● Your instructions
Each line below should be retyped exactly, with no pictures.

● Provided material
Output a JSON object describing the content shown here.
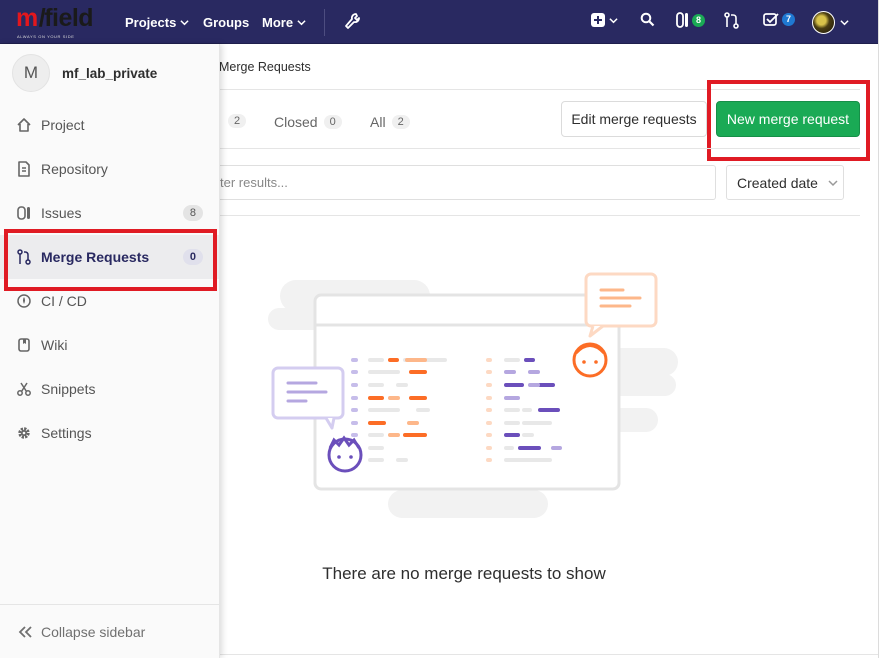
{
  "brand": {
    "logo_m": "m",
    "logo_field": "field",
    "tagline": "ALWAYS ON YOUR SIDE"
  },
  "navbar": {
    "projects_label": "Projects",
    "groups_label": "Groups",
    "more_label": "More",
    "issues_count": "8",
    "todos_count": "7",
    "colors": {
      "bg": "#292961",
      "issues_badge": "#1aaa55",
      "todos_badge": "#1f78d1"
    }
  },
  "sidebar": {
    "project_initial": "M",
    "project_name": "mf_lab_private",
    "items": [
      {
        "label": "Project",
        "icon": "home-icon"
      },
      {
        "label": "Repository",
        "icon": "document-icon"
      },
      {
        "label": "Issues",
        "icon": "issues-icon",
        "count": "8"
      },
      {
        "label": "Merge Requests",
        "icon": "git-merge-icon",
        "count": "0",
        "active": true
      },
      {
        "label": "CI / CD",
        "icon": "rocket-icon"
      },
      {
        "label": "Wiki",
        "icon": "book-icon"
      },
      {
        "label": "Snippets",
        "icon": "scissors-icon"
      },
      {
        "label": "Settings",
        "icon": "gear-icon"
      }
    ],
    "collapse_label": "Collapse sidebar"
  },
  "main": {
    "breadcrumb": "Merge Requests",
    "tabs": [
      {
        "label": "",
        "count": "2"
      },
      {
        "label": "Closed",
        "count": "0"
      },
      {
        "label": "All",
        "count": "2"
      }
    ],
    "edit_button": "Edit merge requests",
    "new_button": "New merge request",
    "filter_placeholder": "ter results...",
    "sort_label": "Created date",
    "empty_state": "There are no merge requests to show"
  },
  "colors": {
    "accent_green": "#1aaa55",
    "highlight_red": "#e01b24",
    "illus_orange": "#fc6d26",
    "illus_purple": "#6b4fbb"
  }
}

● Output
Output a JSON object describing the content shown here.
{
  "brand": {
    "logo_m": "m",
    "logo_field": "field",
    "tagline": "ALWAYS ON YOUR SIDE"
  },
  "navbar": {
    "projects_label": "Projects",
    "groups_label": "Groups",
    "more_label": "More",
    "issues_count": "8",
    "todos_count": "7",
    "colors": {
      "bg": "#292961",
      "issues_badge": "#1aaa55",
      "todos_badge": "#1f78d1"
    }
  },
  "sidebar": {
    "project_initial": "M",
    "project_name": "mf_lab_private",
    "items": [
      {
        "label": "Project",
        "icon": "home-icon"
      },
      {
        "label": "Repository",
        "icon": "document-icon"
      },
      {
        "label": "Issues",
        "icon": "issues-icon",
        "count": "8"
      },
      {
        "label": "Merge Requests",
        "icon": "git-merge-icon",
        "count": "0",
        "active": true
      },
      {
        "label": "CI / CD",
        "icon": "rocket-icon"
      },
      {
        "label": "Wiki",
        "icon": "book-icon"
      },
      {
        "label": "Snippets",
        "icon": "scissors-icon"
      },
      {
        "label": "Settings",
        "icon": "gear-icon"
      }
    ],
    "collapse_label": "Collapse sidebar"
  },
  "main": {
    "breadcrumb": "Merge Requests",
    "tabs": [
      {
        "label": "",
        "count": "2"
      },
      {
        "label": "Closed",
        "count": "0"
      },
      {
        "label": "All",
        "count": "2"
      }
    ],
    "edit_button": "Edit merge requests",
    "new_button": "New merge request",
    "filter_placeholder": "ter results...",
    "sort_label": "Created date",
    "empty_state": "There are no merge requests to show"
  },
  "colors": {
    "accent_green": "#1aaa55",
    "highlight_red": "#e01b24",
    "illus_orange": "#fc6d26",
    "illus_purple": "#6b4fbb"
  }
}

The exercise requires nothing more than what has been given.